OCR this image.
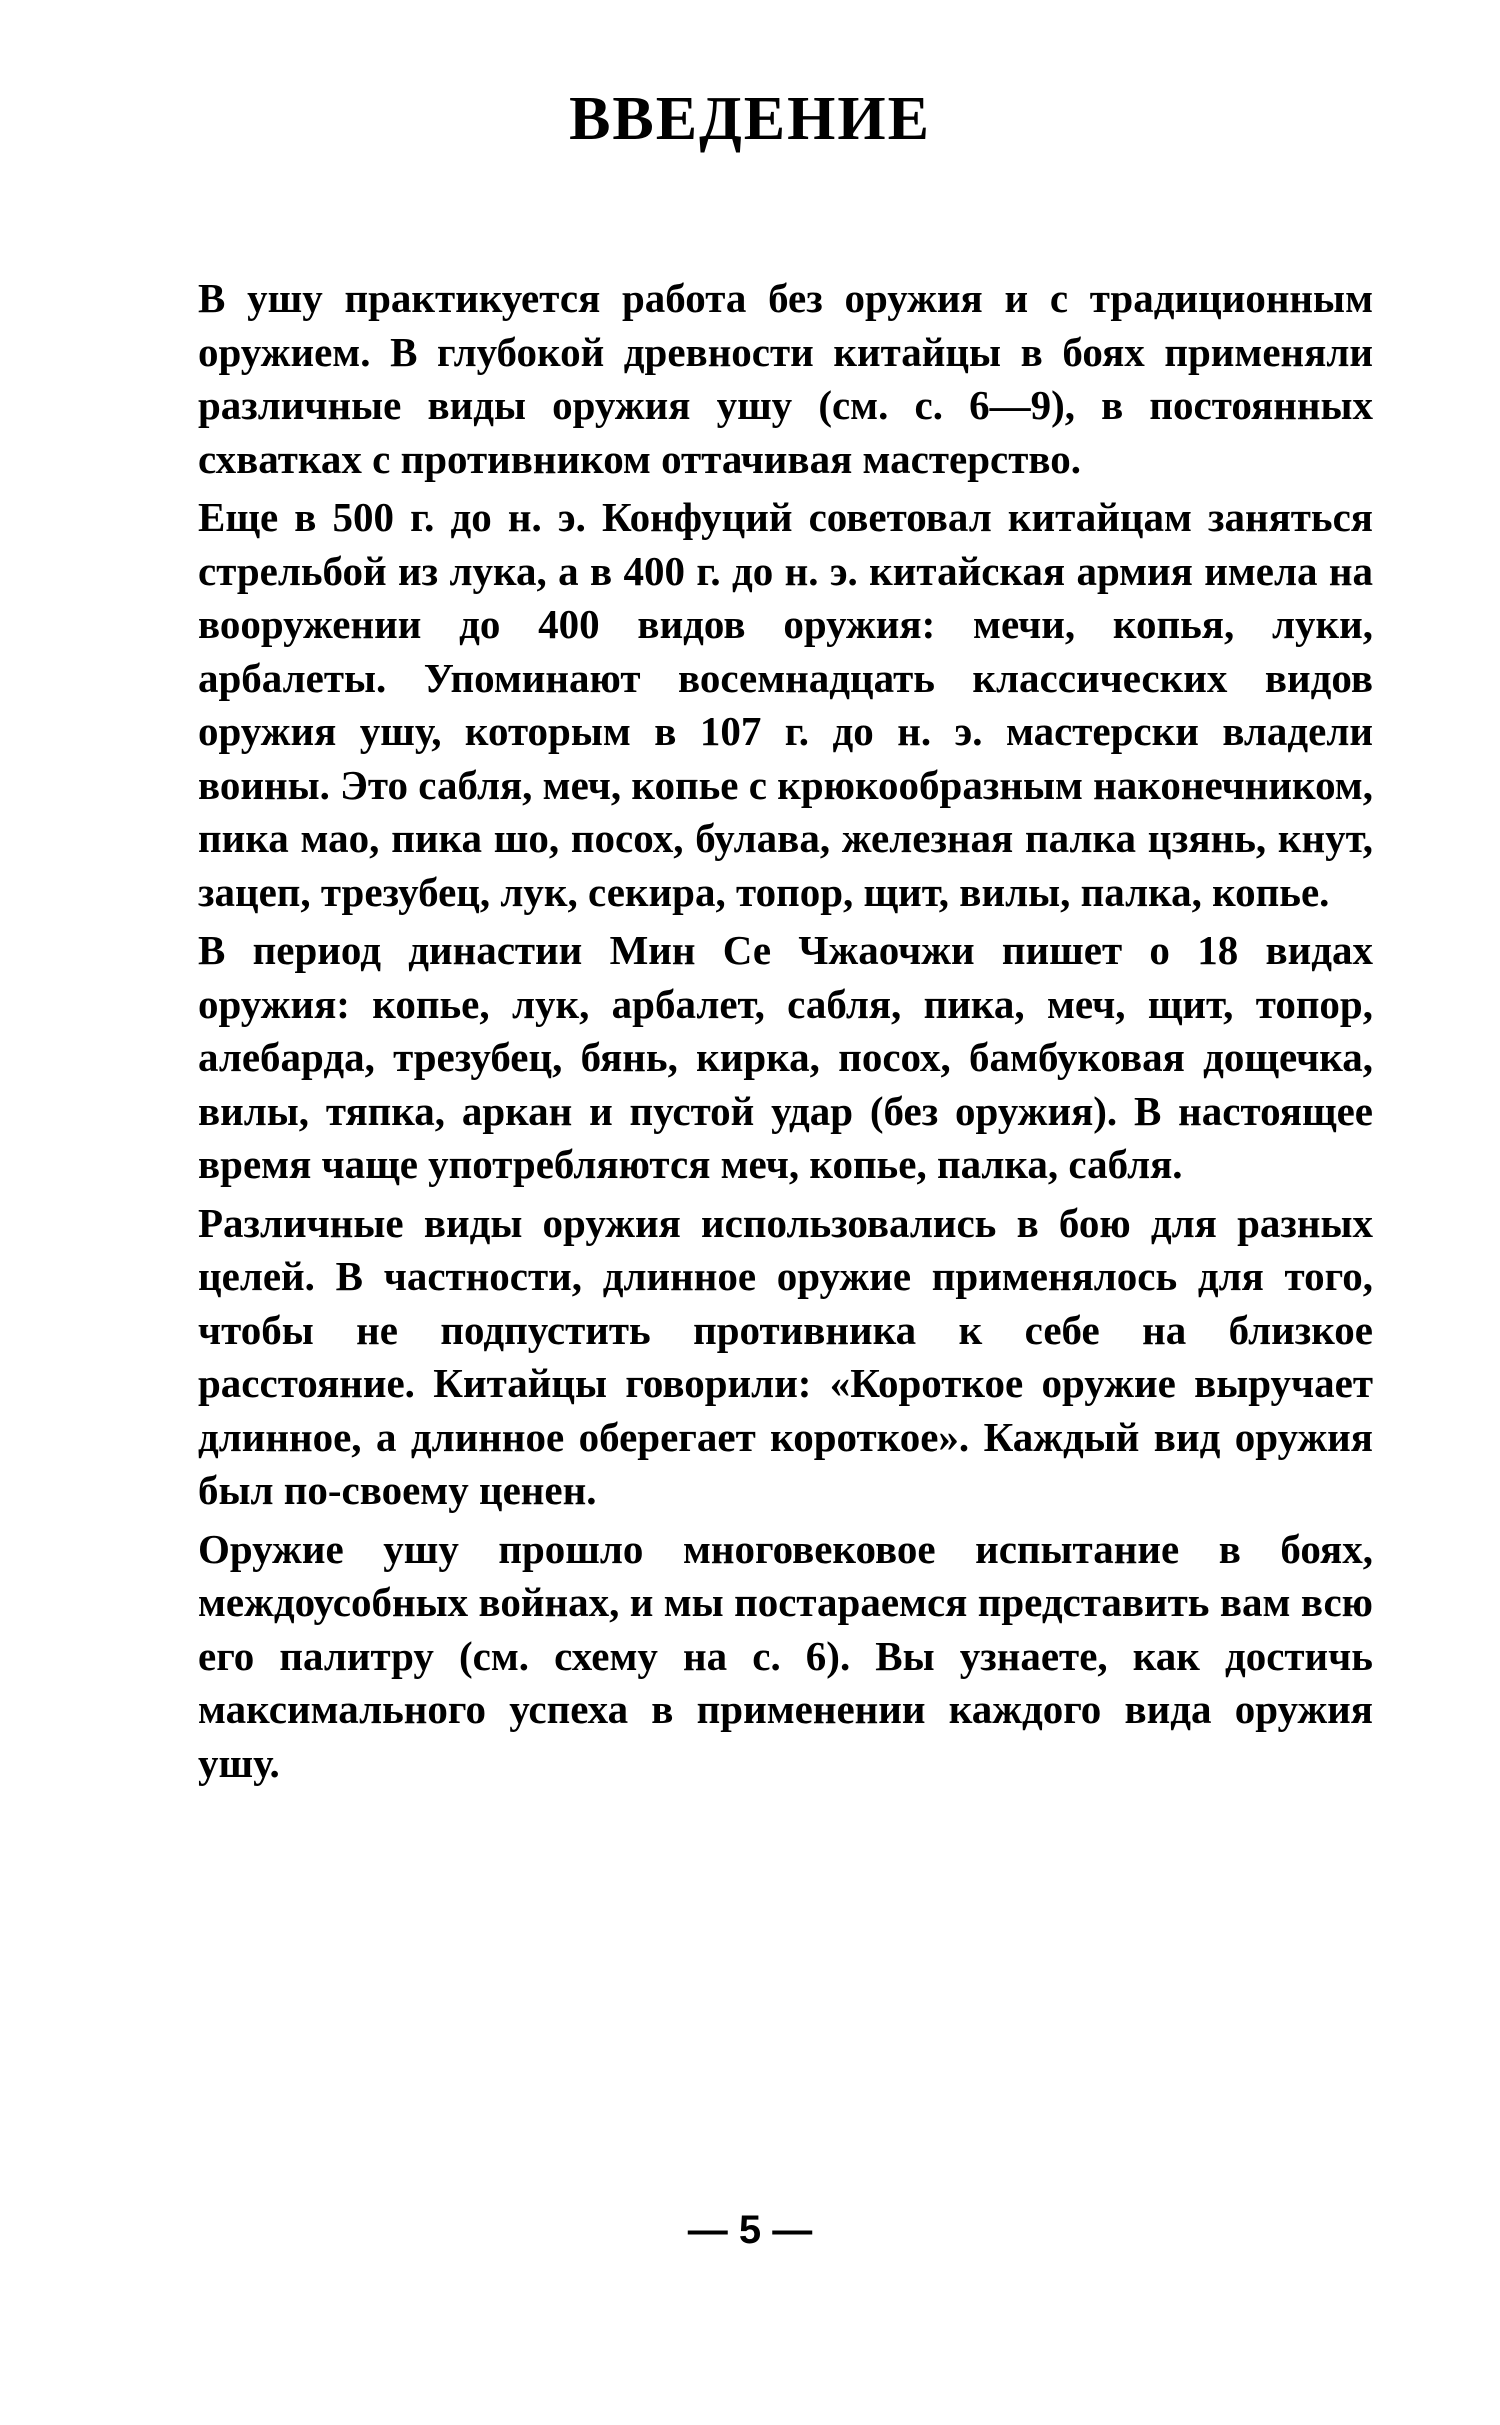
ВВЕДЕНИЕ

В ушу практикуется работа без оружия и с традиционным оружием. В глубокой древности китайцы в боях применяли различные виды оружия ушу (см. с. 6—9), в постоянных схватках с противником оттачивая мастерство.

Еще в 500 г. до н. э. Конфуций советовал китайцам заняться стрельбой из лука, а в 400 г. до н. э. китайская армия имела на вооружении до 400 видов оружия: мечи, копья, луки, арбалеты. Упоминают восемнадцать классических видов оружия ушу, которым в 107 г. до н. э. мастерски владели воины. Это сабля, меч, копье с крюкообразным наконечником, пика мао, пика шо, посох, булава, железная палка цзянь, кнут, зацеп, трезубец, лук, секира, топор, щит, вилы, палка, копье.

В период династии Мин Се Чжаочжи пишет о 18 видах оружия: копье, лук, арбалет, сабля, пика, меч, щит, топор, алебарда, трезубец, бянь, кирка, посох, бамбуковая дощечка, вилы, тяпка, аркан и пустой удар (без оружия). В настоящее время чаще употребляются меч, копье, палка, сабля.

Различные виды оружия использовались в бою для разных целей. В частности, длинное оружие применялось для того, чтобы не подпустить противника к себе на близкое расстояние. Китайцы говорили: «Короткое оружие выручает длинное, а длинное оберегает короткое». Каждый вид оружия был по-своему ценен.

Оружие ушу прошло многовековое испытание в боях, междоусобных войнах, и мы постараемся представить вам всю его палитру (см. схему на с. 6). Вы узнаете, как достичь максимального успеха в применении каждого вида оружия ушу.

— 5 —
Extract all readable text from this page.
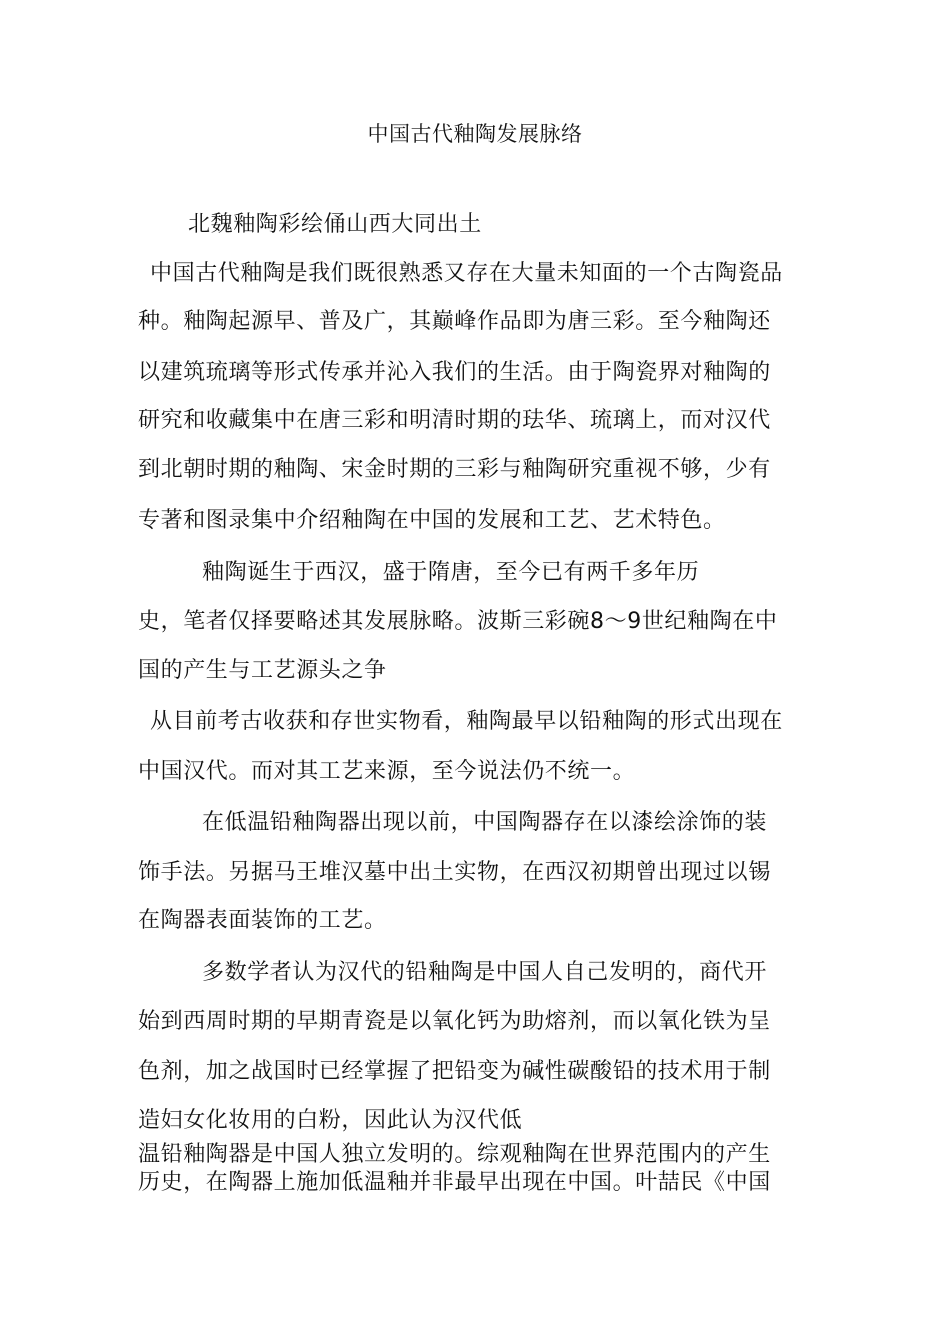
中国古代釉陶发展脉络
北魏釉陶彩绘俑山西大同出土
中国古代釉陶是我们既很熟悉又存在大量未知面的一个古陶瓷品
种。釉陶起源早、普及广，其巅峰作品即为唐三彩。至今釉陶还
以建筑琉璃等形式传承并沁入我们的生活。由于陶瓷界对釉陶的
研究和收藏集中在唐三彩和明清时期的珐华、琉璃上，而对汉代
到北朝时期的釉陶、宋金时期的三彩与釉陶研究重视不够，少有
专著和图录集中介绍釉陶在中国的发展和工艺、艺术特色。
釉陶诞生于西汉，盛于隋唐，至今已有两千多年历
史，笔者仅择要略述其发展脉略。波斯三彩碗8～9世纪釉陶在中
国的产生与工艺源头之争
从目前考古收获和存世实物看，釉陶最早以铅釉陶的形式出现在
中国汉代。而对其工艺来源，至今说法仍不统一。
在低温铅釉陶器出现以前，中国陶器存在以漆绘涂饰的装
饰手法。另据马王堆汉墓中出土实物，在西汉初期曾出现过以锡
在陶器表面装饰的工艺。
多数学者认为汉代的铅釉陶是中国人自己发明的，商代开
始到西周时期的早期青瓷是以氧化钙为助熔剂，而以氧化铁为呈
色剂，加之战国时已经掌握了把铅变为碱性碳酸铅的技术用于制
造妇女化妆用的白粉，因此认为汉代低
温铅釉陶器是中国人独立发明的。综观釉陶在世界范围内的产生
历史，在陶器上施加低温釉并非最早出现在中国。叶喆民《中国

What you should do
Copy every line from the entries that contains the word "палка".

Complete answer
Еще в 500 г. до н. э. Конфуций советовал китайцам заняться стрельбой из лука, а в 400 г. до н. э. китайская армия имела на вооружении до 400 видов оружия: мечи, копья, луки, арбалеты. Упоминают восемнадцать классических видов оружия ушу, которым в 107 г. до н. э. мастерски владели воины. Это сабля, меч, копье с крюкообразным наконечником, пика мао, пика шо, посох, булава, железная палка цзянь, кнут, зацеп, трезубец, лук, секира, топор, щит, вилы, палка, копье.
В период династии Мин Се Чжаочжи пишет о 18 видах оружия: копье, лук, арбалет, сабля, пика, меч, щит, топор, алебарда, трезубец, бянь, кирка, посох, бамбуковая дощечка, вилы, тяпка, аркан и пустой удар (без оружия). В настоящее время чаще употребляются меч, копье, палка, сабля.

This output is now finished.